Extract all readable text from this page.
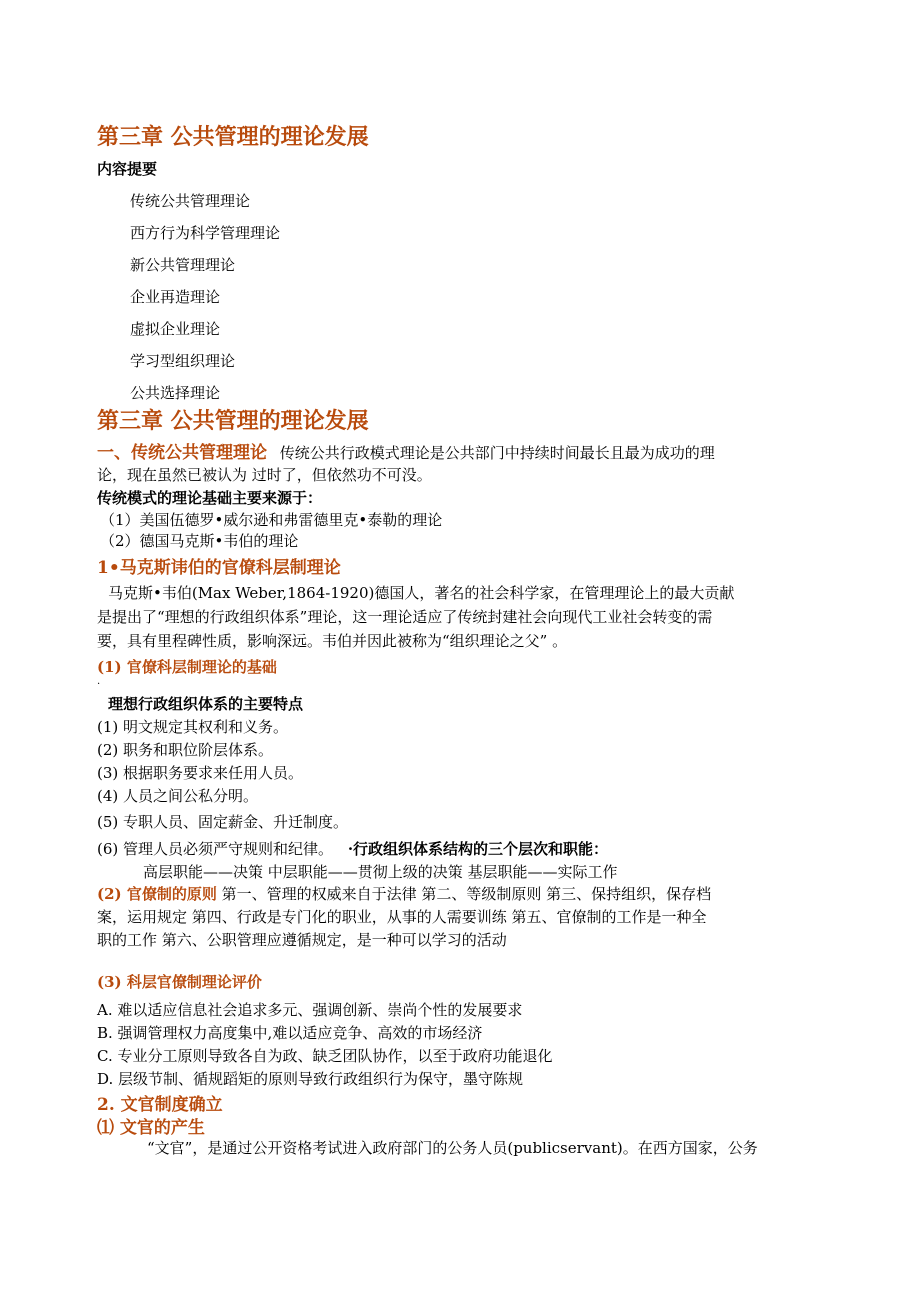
第三章 公共管理的理论发展
内容提要
传统公共管理理论
西方行为科学管理理论
新公共管理理论
企业再造理论
虚拟企业理论
学习型组织理论
公共选择理论
第三章 公共管理的理论发展
一、传统公共管理理论 传统公共行政模式理论是公共部门中持续时间最长且最为成功的理
论，现在虽然已被认为 过时了，但依然功不可没。
传统模式的理论基础主要来源于：
（1）美国伍德罗•威尔逊和弗雷德里克•泰勒的理论
（2）德国马克斯•韦伯的理论
1•马克斯讳伯的官僚科层制理论
马克斯•韦伯(Max Weber,1864-1920)德国人，著名的社会科学家，在管理理论上的最大贡献
是提出了“理想的行政组织体系”理论，这一理论适应了传统封建社会向现代工业社会转变的需
要，具有里程碑性质，影响深远。韦伯并因此被称为“组织理论之父” 。
(1) 官僚科层制理论的基础
.
理想行政组织体系的主要特点
(1) 明文规定其权利和义务。
(2) 职务和职位阶层体系。
(3) 根据职务要求来任用人员。
(4) 人员之间公私分明。
(5) 专职人员、固定薪金、升迁制度。
(6) 管理人员必须严守规则和纪律。 ·行政组织体系结构的三个层次和职能：
高层职能——决策 中层职能——贯彻上级的决策 基层职能——实际工作
(2) 官僚制的原则 第一、管理的权威来自于法律 第二、等级制原则 第三、保持组织，保存档
案，运用规定 第四、行政是专门化的职业，从事的人需要训练 第五、官僚制的工作是一种全
职的工作 第六、公职管理应遵循规定，是一种可以学习的活动
(3) 科层官僚制理论评价
A. 难以适应信息社会追求多元、强调创新、崇尚个性的发展要求
B. 强调管理权力高度集中,难以适应竞争、高效的市场经济
C. 专业分工原则导致各自为政、缺乏团队协作，以至于政府功能退化
D. 层级节制、循规蹈矩的原则导致行政组织行为保守，墨守陈规
2. 文官制度确立
⑴ 文官的产生
“文官”，是通过公开资格考试进入政府部门的公务人员(publicservant)。在西方国家，公务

◇ ◇ ◇ ◇ ◇ ◇ ◇

* _What you will do_
Copy out every line of the data that includes the word "传统公共管理理论".

* _Worked answer_
传统公共管理理论
一、传统公共管理理论 传统公共行政模式理论是公共部门中持续时间最长且最为成功的理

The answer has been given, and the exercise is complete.